Chart and figure data:
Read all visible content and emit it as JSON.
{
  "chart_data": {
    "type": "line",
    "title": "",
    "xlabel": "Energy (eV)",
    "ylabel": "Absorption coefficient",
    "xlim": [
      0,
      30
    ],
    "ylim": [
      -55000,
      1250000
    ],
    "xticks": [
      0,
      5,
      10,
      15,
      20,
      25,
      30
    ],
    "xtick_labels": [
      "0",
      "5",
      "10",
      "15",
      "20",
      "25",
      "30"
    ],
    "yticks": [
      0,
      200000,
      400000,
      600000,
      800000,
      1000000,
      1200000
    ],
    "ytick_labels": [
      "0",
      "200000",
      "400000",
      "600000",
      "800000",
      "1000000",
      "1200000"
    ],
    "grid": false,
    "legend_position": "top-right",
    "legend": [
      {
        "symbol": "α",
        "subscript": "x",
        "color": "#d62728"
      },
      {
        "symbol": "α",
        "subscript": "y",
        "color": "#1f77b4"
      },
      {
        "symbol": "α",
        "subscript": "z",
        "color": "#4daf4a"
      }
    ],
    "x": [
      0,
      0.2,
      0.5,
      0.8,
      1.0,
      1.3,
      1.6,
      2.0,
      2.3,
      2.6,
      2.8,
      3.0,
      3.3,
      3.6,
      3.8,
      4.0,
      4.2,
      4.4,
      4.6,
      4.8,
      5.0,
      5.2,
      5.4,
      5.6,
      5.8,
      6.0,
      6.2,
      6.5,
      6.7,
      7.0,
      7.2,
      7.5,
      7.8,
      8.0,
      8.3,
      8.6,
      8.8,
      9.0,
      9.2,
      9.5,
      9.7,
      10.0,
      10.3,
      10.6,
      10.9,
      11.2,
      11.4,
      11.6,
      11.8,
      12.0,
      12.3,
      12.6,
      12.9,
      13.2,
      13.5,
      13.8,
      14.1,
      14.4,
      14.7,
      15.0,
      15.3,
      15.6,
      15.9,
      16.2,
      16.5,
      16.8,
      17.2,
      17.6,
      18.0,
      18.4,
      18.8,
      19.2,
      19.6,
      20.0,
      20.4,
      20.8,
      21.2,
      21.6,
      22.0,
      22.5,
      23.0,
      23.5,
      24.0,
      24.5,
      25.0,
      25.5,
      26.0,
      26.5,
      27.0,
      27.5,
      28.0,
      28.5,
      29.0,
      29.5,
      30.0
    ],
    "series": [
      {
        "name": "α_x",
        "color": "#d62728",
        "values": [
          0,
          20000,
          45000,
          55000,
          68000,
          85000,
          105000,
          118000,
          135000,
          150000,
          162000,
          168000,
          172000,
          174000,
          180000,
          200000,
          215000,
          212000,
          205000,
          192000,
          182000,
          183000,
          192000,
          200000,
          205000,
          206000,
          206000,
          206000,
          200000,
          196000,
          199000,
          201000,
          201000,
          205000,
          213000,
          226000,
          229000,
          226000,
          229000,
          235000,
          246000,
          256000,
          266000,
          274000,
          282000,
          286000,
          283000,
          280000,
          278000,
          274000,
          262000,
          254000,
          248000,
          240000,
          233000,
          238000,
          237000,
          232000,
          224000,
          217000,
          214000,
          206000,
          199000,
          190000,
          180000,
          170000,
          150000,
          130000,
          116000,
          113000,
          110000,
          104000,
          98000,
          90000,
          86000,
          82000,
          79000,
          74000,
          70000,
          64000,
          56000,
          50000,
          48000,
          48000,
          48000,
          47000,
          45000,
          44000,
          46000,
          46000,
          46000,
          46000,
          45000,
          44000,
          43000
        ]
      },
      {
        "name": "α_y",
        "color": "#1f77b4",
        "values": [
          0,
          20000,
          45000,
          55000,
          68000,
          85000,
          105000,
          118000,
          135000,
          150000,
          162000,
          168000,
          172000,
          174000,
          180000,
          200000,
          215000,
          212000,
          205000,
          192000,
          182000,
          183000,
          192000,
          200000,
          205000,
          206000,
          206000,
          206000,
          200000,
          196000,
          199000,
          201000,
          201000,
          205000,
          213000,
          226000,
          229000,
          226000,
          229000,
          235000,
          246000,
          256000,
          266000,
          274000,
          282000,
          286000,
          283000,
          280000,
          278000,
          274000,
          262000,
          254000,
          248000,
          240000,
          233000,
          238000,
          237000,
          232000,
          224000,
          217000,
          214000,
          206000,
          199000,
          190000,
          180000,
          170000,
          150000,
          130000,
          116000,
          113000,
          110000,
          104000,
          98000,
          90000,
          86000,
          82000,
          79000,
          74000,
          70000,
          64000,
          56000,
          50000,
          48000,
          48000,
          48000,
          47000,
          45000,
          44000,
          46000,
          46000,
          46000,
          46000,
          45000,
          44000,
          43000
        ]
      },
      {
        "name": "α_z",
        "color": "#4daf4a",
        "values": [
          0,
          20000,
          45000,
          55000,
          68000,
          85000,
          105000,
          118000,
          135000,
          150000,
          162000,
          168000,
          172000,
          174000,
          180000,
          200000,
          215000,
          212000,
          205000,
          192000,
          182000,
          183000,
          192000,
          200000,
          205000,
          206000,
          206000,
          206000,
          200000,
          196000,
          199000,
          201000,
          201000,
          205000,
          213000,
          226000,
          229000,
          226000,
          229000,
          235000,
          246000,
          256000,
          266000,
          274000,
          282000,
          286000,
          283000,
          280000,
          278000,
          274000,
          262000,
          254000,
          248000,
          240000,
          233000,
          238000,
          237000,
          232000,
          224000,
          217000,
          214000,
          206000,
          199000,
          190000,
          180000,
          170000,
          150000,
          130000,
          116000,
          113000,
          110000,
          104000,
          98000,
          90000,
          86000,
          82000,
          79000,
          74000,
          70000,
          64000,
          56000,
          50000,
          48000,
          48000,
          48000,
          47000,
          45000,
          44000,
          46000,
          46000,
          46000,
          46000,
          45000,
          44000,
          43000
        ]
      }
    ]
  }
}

Given request:
Copy out each line in the listing that has the word "subscript".

Answer to the problem:
        "subscript": "x",
        "subscript": "y",
        "subscript": "z",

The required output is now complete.